__Task to carry out__
Please print exactly the lines running from the one that contains "Read this page and output its text content." to the end of the data, with both lines included.

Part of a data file
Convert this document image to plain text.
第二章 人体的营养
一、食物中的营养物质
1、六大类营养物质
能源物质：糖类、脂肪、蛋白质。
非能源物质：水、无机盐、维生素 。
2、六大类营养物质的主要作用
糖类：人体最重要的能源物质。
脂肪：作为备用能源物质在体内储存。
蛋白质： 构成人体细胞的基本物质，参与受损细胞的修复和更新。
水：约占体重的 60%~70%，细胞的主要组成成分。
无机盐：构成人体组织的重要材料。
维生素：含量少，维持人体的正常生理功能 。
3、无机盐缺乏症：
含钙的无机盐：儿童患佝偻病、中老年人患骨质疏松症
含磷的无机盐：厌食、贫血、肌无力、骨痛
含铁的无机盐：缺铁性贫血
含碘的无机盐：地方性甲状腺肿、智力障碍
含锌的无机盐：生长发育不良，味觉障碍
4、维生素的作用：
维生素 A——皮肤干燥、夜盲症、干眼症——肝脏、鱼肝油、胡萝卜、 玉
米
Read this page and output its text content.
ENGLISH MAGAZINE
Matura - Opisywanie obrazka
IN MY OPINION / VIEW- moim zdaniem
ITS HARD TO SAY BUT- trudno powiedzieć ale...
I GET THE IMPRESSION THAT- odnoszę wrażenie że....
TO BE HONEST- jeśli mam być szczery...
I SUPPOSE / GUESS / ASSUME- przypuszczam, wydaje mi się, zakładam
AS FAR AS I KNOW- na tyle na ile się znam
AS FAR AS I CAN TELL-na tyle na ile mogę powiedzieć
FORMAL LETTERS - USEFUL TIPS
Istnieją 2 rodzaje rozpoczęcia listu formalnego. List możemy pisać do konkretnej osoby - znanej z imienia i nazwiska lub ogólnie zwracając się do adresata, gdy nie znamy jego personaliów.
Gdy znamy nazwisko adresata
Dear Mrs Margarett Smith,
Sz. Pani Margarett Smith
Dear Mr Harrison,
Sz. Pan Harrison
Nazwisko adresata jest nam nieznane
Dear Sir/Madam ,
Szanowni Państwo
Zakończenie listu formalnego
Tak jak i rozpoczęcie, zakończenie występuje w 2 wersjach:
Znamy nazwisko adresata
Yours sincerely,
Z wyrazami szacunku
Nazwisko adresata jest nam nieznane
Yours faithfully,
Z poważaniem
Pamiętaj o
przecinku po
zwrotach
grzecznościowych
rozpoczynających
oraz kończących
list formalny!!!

__Result__
Read this page and output its text content.
ENGLISH MAGAZINE
Matura - Opisywanie obrazka
IN MY OPINION / VIEW- moim zdaniem
ITS HARD TO SAY BUT- trudno powiedzieć ale...
I GET THE IMPRESSION THAT- odnoszę wrażenie że....
TO BE HONEST- jeśli mam być szczery...
I SUPPOSE / GUESS / ASSUME- przypuszczam, wydaje mi się, zakładam
AS FAR AS I KNOW- na tyle na ile się znam
AS FAR AS I CAN TELL-na tyle na ile mogę powiedzieć
FORMAL LETTERS - USEFUL TIPS
Istnieją 2 rodzaje rozpoczęcia listu formalnego. List możemy pisać do konkretnej osoby - znanej z imienia i nazwiska lub ogólnie zwracając się do adresata, gdy nie znamy jego personaliów.
Gdy znamy nazwisko adresata
Dear Mrs Margarett Smith,
Sz. Pani Margarett Smith
Dear Mr Harrison,
Sz. Pan Harrison
Nazwisko adresata jest nam nieznane
Dear Sir/Madam ,
Szanowni Państwo
Zakończenie listu formalnego
Tak jak i rozpoczęcie, zakończenie występuje w 2 wersjach:
Znamy nazwisko adresata
Yours sincerely,
Z wyrazami szacunku
Nazwisko adresata jest nam nieznane
Yours faithfully,
Z poważaniem
Pamiętaj o
przecinku po
zwrotach
grzecznościowych
rozpoczynających
oraz kończących
list formalny!!!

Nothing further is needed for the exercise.